Start of Records

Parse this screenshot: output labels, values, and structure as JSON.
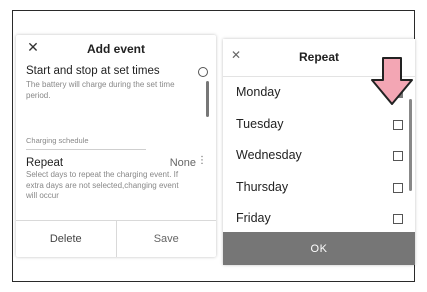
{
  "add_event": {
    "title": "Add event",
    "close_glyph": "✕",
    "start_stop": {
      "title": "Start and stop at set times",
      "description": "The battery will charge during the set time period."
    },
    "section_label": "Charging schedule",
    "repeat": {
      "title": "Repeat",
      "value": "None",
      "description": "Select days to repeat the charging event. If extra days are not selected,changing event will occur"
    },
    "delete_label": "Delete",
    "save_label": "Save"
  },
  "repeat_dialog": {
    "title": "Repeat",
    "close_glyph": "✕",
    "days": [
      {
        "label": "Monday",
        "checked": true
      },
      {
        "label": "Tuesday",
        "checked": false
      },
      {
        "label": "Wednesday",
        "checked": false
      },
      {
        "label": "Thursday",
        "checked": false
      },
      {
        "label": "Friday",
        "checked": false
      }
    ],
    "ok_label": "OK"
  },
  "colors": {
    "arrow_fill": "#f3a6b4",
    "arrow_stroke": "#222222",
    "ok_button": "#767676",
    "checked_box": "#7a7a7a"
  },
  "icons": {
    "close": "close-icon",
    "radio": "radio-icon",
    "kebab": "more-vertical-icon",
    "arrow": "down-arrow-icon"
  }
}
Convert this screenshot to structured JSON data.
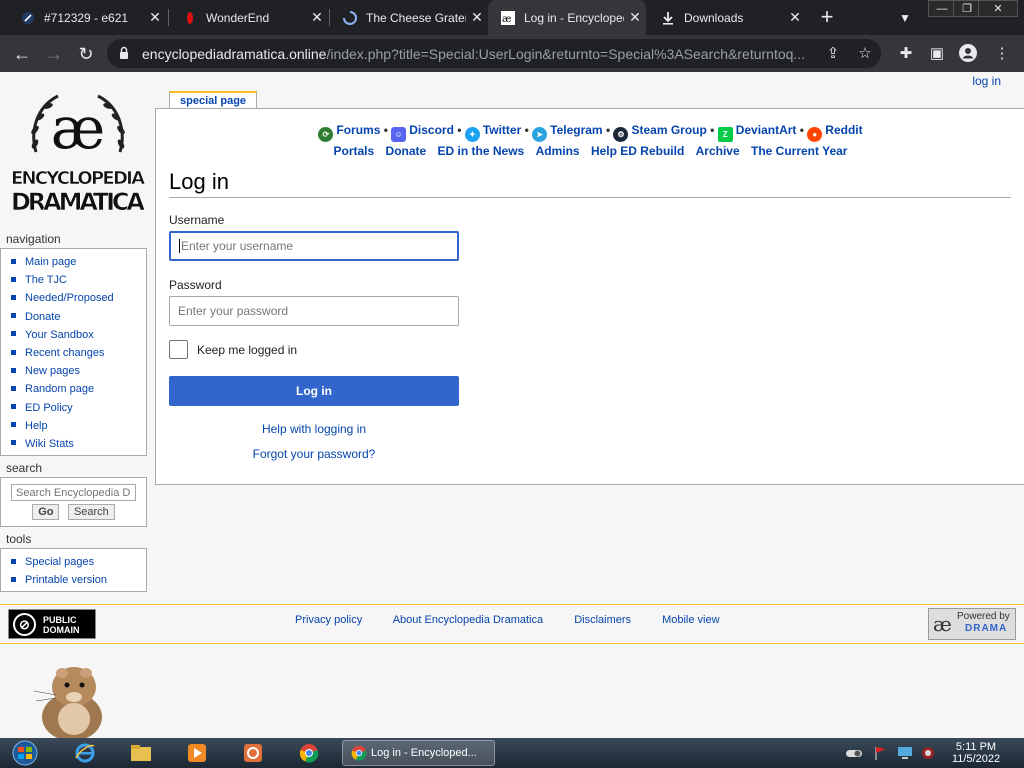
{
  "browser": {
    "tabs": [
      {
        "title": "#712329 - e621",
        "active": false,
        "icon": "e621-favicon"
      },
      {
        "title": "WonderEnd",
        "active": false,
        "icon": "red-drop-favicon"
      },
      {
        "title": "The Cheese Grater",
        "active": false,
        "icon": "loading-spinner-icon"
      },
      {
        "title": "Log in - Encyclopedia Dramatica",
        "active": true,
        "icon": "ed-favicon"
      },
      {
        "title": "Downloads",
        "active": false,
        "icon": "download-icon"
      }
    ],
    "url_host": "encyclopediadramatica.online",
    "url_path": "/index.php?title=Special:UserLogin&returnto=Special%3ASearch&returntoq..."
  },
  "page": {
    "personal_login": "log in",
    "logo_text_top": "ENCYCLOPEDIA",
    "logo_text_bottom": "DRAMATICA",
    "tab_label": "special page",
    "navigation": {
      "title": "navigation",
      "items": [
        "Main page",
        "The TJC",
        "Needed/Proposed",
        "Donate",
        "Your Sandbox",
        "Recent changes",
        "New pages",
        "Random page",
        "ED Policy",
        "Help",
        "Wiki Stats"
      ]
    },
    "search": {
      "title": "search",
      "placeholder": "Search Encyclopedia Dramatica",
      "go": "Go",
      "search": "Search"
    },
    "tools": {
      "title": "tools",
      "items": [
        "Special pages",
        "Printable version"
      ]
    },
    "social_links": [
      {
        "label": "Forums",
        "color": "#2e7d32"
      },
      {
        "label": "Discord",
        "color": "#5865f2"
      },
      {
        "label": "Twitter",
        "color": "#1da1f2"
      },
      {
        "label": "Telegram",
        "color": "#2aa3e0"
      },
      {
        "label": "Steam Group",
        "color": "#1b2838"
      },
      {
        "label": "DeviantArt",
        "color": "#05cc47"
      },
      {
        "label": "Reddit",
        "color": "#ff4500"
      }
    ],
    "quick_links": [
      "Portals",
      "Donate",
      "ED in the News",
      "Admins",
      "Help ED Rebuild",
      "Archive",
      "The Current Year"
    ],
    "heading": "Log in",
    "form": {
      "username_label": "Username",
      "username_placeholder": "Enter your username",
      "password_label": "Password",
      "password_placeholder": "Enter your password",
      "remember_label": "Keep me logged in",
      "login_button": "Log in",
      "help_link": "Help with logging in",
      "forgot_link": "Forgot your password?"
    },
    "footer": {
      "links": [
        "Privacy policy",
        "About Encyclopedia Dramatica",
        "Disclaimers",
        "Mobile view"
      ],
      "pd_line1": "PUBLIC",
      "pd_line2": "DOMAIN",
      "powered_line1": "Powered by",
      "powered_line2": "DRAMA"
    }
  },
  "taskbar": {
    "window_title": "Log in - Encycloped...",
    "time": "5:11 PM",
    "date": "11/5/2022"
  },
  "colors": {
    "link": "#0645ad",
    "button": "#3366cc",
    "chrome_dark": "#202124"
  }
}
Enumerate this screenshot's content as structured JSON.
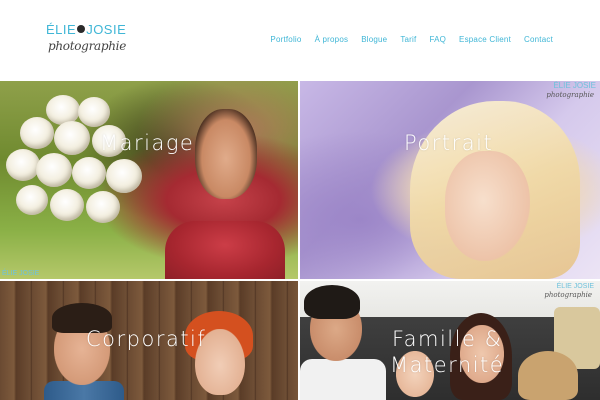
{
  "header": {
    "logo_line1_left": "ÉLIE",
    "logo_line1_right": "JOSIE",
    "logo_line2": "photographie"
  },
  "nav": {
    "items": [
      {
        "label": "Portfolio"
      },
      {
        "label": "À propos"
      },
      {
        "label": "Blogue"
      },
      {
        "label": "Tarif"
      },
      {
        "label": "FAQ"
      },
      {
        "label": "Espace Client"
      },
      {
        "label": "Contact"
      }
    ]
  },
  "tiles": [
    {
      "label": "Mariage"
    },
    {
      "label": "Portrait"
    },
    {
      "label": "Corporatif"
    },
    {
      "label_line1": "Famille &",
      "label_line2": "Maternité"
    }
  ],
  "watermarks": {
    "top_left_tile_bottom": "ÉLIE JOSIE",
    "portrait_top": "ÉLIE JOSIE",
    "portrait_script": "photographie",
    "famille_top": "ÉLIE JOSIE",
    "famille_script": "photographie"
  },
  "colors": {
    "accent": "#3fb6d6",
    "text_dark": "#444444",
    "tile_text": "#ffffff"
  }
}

End of Records
Start of Records

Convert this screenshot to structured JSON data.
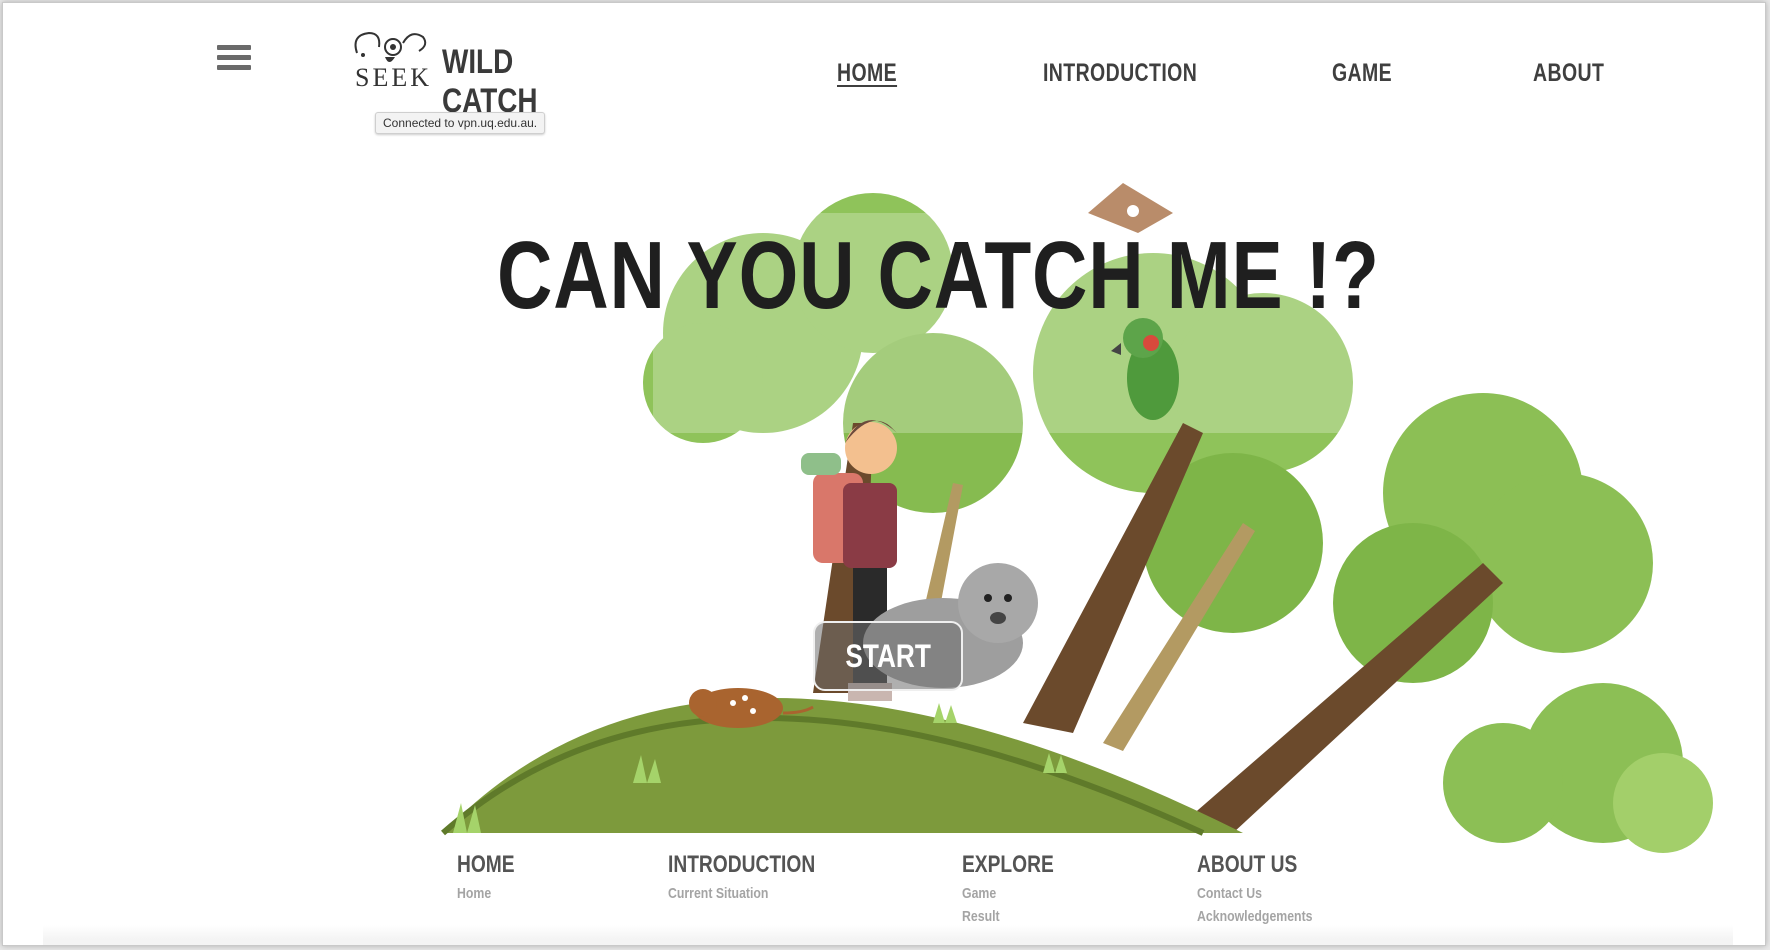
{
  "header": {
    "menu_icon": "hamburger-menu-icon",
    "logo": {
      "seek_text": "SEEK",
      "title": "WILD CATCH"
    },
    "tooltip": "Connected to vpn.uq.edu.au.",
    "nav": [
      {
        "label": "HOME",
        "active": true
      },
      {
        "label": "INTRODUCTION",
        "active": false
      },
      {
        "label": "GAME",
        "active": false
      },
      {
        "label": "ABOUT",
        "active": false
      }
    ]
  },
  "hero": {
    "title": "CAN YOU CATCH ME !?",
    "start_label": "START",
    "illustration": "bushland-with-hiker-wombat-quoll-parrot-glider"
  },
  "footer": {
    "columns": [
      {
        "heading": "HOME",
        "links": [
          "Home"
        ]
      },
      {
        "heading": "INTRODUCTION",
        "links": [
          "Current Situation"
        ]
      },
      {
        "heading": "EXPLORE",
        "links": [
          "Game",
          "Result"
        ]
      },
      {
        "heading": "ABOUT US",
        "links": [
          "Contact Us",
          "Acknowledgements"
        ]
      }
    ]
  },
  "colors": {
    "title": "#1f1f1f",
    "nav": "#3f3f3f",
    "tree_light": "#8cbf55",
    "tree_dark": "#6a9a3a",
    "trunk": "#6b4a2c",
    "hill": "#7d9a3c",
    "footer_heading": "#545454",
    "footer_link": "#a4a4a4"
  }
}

End of Records

**Problem**. Return every line of the preceding records in which the word "Enter" appears.

**Solution to this problem**.
      "username_placeholder": "Enter your username",
      "password_placeholder": "Enter your password",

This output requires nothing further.